__Exercise description__
Omit the pictures, then reproduce every remaining record exactly.

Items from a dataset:
>>>

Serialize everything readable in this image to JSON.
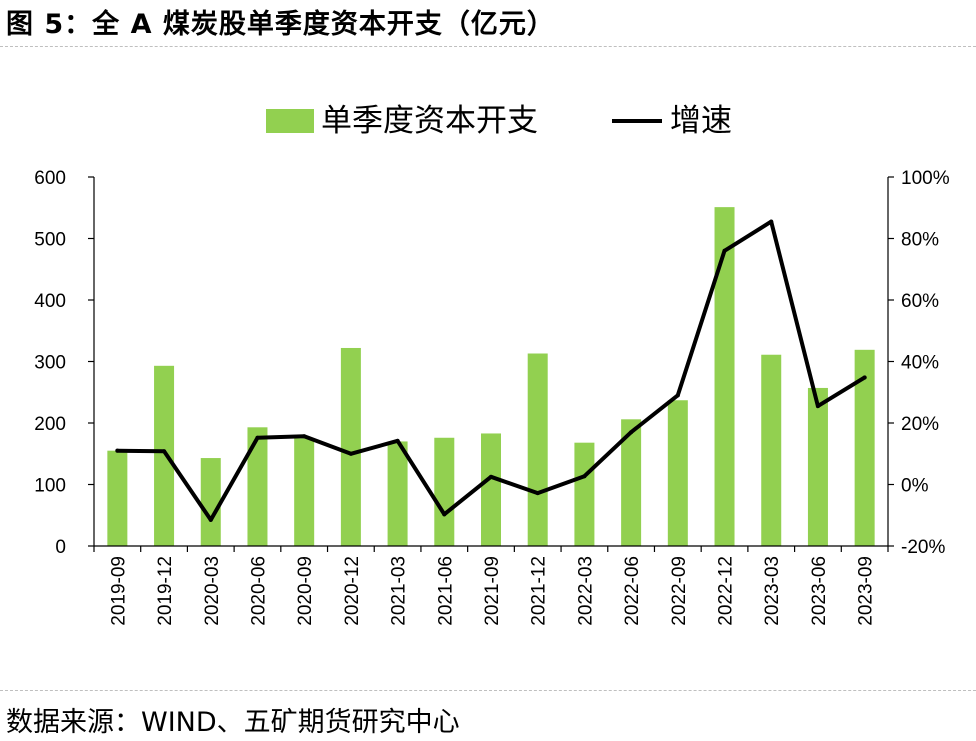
{
  "figure": {
    "title": "图 5：全 A 煤炭股单季度资本开支（亿元）",
    "source": "数据来源：WIND、五矿期货研究中心"
  },
  "colors": {
    "bar": "#92d050",
    "line": "#000000"
  },
  "chart_data": {
    "type": "bar",
    "categories": [
      "2019-09",
      "2019-12",
      "2020-03",
      "2020-06",
      "2020-09",
      "2020-12",
      "2021-03",
      "2021-06",
      "2021-09",
      "2021-12",
      "2022-03",
      "2022-06",
      "2022-09",
      "2022-12",
      "2023-03",
      "2023-06",
      "2023-09"
    ],
    "series": [
      {
        "name": "单季度资本开支",
        "type": "bar",
        "axis": "left",
        "values": [
          155,
          293,
          143,
          193,
          175,
          322,
          170,
          176,
          183,
          313,
          168,
          206,
          237,
          551,
          311,
          257,
          319
        ]
      },
      {
        "name": "增速",
        "type": "line",
        "axis": "right",
        "values": [
          11,
          10.8,
          -11.5,
          15.2,
          15.7,
          10,
          14.2,
          -9.7,
          2.5,
          -2.8,
          2.7,
          17,
          29,
          76,
          85.5,
          25.5,
          34.8
        ]
      }
    ],
    "y_left": {
      "range": [
        0,
        600
      ],
      "ticks": [
        "0",
        "100",
        "200",
        "300",
        "400",
        "500",
        "600"
      ]
    },
    "y_right": {
      "range": [
        -20,
        100
      ],
      "ticks": [
        "-20%",
        "0%",
        "20%",
        "40%",
        "60%",
        "80%",
        "100%"
      ]
    },
    "legend_position": "top-center",
    "grid": false
  }
}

<<<

__Expected output__
Serialize everything readable in this image to JSON.
{
  "figure": {
    "title": "图 5：全 A 煤炭股单季度资本开支（亿元）",
    "source": "数据来源：WIND、五矿期货研究中心"
  },
  "colors": {
    "bar": "#92d050",
    "line": "#000000"
  },
  "chart_data": {
    "type": "bar",
    "categories": [
      "2019-09",
      "2019-12",
      "2020-03",
      "2020-06",
      "2020-09",
      "2020-12",
      "2021-03",
      "2021-06",
      "2021-09",
      "2021-12",
      "2022-03",
      "2022-06",
      "2022-09",
      "2022-12",
      "2023-03",
      "2023-06",
      "2023-09"
    ],
    "series": [
      {
        "name": "单季度资本开支",
        "type": "bar",
        "axis": "left",
        "values": [
          155,
          293,
          143,
          193,
          175,
          322,
          170,
          176,
          183,
          313,
          168,
          206,
          237,
          551,
          311,
          257,
          319
        ]
      },
      {
        "name": "增速",
        "type": "line",
        "axis": "right",
        "values": [
          11,
          10.8,
          -11.5,
          15.2,
          15.7,
          10,
          14.2,
          -9.7,
          2.5,
          -2.8,
          2.7,
          17,
          29,
          76,
          85.5,
          25.5,
          34.8
        ]
      }
    ],
    "y_left": {
      "range": [
        0,
        600
      ],
      "ticks": [
        "0",
        "100",
        "200",
        "300",
        "400",
        "500",
        "600"
      ]
    },
    "y_right": {
      "range": [
        -20,
        100
      ],
      "ticks": [
        "-20%",
        "0%",
        "20%",
        "40%",
        "60%",
        "80%",
        "100%"
      ]
    },
    "legend_position": "top-center",
    "grid": false
  }
}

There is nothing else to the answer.